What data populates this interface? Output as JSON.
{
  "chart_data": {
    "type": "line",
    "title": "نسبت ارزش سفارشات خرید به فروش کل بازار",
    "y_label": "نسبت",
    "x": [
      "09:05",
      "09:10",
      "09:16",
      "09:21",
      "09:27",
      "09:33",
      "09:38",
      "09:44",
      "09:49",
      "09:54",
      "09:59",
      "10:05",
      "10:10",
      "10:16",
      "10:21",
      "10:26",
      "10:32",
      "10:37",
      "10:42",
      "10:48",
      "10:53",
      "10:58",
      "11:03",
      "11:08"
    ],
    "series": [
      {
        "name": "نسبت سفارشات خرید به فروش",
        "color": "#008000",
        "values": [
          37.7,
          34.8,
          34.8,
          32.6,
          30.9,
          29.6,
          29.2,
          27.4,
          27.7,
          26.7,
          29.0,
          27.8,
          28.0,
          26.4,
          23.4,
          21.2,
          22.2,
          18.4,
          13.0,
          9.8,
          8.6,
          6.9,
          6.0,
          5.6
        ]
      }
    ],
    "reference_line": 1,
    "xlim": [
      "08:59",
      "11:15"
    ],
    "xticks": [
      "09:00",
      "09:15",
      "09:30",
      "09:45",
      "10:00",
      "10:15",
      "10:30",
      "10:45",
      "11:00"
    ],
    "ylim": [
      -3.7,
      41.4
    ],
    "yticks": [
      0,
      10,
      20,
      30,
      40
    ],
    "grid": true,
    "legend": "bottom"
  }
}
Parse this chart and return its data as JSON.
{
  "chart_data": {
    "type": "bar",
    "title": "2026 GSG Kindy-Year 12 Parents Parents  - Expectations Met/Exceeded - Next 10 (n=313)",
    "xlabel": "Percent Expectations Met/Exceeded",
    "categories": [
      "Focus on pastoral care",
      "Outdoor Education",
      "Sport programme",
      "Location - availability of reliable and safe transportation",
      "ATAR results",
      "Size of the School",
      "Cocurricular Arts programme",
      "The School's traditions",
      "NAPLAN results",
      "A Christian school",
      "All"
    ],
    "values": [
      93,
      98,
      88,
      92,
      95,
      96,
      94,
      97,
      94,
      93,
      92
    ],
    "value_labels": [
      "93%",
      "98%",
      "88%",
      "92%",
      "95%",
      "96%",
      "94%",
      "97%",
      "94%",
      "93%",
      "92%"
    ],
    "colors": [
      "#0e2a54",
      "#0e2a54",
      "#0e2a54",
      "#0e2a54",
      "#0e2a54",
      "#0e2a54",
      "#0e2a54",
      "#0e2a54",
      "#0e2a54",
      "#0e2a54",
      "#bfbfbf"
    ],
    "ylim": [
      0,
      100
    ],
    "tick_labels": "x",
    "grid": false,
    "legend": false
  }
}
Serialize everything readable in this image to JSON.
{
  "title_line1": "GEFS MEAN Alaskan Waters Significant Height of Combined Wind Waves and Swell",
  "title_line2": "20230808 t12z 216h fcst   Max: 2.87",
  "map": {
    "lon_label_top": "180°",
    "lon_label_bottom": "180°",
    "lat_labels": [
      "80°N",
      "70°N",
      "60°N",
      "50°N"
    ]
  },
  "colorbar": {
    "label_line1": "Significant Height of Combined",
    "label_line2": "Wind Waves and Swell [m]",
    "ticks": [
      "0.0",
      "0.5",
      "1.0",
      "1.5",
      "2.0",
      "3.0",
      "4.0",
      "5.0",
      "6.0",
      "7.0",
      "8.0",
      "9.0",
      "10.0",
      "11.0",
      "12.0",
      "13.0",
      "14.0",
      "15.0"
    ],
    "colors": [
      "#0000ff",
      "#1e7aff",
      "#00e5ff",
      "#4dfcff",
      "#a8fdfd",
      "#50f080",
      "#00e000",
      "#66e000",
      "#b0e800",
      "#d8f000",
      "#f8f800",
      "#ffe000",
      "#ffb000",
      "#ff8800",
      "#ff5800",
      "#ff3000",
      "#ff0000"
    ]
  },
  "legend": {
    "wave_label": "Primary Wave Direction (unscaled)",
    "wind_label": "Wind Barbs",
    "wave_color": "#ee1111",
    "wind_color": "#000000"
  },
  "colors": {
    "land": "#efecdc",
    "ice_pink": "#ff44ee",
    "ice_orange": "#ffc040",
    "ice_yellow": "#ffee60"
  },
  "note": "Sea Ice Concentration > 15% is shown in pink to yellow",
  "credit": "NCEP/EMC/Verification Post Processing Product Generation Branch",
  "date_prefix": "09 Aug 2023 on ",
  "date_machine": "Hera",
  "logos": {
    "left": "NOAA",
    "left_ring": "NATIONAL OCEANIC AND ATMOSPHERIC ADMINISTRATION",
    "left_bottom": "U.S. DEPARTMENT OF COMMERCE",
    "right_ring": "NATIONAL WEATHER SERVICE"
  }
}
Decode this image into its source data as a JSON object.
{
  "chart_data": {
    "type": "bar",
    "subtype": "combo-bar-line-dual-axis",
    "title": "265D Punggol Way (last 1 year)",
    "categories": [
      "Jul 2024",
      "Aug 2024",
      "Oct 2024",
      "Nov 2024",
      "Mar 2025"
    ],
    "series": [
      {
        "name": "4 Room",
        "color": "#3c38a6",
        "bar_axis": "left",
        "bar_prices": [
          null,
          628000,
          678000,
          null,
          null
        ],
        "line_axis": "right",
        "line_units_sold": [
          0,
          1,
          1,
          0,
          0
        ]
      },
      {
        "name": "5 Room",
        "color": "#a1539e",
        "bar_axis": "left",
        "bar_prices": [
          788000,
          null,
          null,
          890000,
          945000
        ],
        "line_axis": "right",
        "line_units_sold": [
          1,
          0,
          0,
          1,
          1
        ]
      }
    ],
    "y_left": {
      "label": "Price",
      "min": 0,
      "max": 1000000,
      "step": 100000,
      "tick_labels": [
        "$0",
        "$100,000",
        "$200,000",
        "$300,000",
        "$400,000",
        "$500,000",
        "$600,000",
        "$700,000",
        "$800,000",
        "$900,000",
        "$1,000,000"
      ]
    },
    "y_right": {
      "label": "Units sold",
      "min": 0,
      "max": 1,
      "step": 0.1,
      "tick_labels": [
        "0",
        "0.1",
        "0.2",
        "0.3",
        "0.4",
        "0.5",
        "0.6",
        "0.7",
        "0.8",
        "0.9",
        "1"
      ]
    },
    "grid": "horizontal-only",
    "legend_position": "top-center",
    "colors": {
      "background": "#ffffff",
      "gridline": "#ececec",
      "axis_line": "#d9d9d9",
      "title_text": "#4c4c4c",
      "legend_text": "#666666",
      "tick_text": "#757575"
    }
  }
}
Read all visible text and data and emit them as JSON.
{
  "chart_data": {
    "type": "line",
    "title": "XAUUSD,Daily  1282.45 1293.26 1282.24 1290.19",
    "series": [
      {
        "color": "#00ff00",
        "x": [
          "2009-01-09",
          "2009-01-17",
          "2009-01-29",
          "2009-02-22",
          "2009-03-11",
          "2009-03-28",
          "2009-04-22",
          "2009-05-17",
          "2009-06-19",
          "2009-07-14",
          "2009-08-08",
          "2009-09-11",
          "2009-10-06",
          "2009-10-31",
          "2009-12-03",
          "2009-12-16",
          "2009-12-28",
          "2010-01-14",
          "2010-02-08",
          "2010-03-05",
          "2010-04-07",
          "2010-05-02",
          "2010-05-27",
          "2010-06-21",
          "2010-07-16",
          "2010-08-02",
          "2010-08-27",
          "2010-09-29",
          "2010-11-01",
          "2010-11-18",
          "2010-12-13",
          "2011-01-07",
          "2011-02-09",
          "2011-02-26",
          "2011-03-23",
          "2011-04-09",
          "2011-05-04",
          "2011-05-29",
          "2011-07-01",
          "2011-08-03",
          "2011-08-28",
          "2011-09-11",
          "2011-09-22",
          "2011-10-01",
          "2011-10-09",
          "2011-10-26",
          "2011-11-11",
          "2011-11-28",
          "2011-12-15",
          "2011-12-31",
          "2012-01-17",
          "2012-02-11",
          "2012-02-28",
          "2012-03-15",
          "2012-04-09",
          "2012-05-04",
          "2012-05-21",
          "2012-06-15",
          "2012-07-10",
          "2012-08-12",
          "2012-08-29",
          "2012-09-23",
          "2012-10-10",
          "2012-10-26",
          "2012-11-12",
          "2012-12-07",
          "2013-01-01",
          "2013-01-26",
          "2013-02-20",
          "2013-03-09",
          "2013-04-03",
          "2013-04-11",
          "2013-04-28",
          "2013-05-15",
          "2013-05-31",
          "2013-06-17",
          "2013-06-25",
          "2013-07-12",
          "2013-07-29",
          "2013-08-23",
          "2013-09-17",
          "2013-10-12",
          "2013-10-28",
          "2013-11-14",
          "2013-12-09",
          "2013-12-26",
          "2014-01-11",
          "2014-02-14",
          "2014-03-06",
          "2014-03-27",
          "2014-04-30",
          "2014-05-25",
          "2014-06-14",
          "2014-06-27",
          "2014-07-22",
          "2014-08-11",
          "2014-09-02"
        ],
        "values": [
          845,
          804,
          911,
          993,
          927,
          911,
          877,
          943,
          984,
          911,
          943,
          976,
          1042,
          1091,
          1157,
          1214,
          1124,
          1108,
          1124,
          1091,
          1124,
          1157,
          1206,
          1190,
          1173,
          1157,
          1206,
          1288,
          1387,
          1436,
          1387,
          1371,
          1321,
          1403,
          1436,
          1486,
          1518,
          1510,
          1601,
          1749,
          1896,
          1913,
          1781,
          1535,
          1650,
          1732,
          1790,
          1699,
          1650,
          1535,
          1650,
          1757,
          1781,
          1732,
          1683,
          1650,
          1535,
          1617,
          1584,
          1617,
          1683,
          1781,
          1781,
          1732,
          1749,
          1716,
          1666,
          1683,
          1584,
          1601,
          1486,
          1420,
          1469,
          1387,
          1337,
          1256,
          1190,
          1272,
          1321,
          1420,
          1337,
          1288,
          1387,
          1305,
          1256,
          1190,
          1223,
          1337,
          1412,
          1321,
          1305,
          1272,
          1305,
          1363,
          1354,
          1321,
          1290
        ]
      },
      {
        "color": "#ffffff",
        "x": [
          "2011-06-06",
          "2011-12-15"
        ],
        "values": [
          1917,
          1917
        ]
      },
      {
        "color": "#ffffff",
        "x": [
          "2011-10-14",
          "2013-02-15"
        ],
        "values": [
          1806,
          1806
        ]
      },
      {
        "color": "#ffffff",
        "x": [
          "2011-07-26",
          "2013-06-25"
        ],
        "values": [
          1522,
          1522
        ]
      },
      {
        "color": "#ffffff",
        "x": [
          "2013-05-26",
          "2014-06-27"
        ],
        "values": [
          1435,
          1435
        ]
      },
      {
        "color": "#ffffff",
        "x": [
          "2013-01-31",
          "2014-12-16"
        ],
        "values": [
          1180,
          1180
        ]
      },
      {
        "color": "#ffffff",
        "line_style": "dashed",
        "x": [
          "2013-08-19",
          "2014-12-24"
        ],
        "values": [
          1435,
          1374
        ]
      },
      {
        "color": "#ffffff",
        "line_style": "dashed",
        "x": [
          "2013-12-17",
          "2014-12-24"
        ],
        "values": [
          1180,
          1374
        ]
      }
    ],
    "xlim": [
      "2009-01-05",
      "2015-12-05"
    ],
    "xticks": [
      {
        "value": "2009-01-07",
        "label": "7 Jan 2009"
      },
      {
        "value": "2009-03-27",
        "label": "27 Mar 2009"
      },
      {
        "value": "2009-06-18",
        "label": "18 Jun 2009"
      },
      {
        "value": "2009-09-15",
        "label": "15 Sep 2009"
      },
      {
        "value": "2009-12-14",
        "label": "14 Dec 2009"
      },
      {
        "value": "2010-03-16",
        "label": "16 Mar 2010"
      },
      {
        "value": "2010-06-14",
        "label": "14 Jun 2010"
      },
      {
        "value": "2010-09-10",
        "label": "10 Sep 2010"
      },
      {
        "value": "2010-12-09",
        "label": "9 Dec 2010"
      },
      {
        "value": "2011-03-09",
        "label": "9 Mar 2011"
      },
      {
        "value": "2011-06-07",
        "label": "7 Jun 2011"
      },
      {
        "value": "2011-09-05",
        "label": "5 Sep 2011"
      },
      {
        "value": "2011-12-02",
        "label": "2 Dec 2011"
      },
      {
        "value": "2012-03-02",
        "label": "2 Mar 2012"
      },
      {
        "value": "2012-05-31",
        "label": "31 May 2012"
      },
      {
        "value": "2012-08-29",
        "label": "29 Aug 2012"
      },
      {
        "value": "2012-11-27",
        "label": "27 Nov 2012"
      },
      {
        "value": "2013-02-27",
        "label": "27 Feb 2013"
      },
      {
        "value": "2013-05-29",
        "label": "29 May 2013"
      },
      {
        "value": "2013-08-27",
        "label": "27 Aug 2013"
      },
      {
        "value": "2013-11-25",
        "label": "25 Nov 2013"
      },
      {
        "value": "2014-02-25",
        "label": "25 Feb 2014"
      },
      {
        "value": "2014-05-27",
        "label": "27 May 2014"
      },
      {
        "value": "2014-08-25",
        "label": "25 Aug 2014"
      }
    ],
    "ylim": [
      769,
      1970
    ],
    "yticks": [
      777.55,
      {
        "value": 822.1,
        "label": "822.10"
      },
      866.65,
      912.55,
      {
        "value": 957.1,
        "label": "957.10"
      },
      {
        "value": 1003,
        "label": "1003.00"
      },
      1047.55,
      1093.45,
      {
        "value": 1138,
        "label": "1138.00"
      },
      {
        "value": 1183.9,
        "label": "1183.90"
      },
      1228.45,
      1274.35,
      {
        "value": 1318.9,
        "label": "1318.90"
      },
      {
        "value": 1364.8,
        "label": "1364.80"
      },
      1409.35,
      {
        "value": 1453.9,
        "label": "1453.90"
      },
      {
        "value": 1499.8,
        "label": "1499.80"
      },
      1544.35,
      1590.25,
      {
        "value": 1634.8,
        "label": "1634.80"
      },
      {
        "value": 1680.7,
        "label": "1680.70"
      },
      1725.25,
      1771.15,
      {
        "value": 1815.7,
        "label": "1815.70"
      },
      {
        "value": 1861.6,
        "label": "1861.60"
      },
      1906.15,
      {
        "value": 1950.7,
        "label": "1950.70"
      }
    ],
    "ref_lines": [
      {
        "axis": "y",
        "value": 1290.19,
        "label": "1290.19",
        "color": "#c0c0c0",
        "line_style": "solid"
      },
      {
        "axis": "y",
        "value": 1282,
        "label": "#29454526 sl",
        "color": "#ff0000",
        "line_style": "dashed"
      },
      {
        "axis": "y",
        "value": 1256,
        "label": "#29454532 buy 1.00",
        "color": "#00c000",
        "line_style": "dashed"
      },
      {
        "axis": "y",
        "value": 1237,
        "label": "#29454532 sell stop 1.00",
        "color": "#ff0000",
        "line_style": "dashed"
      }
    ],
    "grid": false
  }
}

=-=-=

Show all lines in the entries above where the word "image" appears.

■ EXERCISE ANSWER
Serialize everything readable in this image to JSON.
Decode this image into its source data as a JSON object.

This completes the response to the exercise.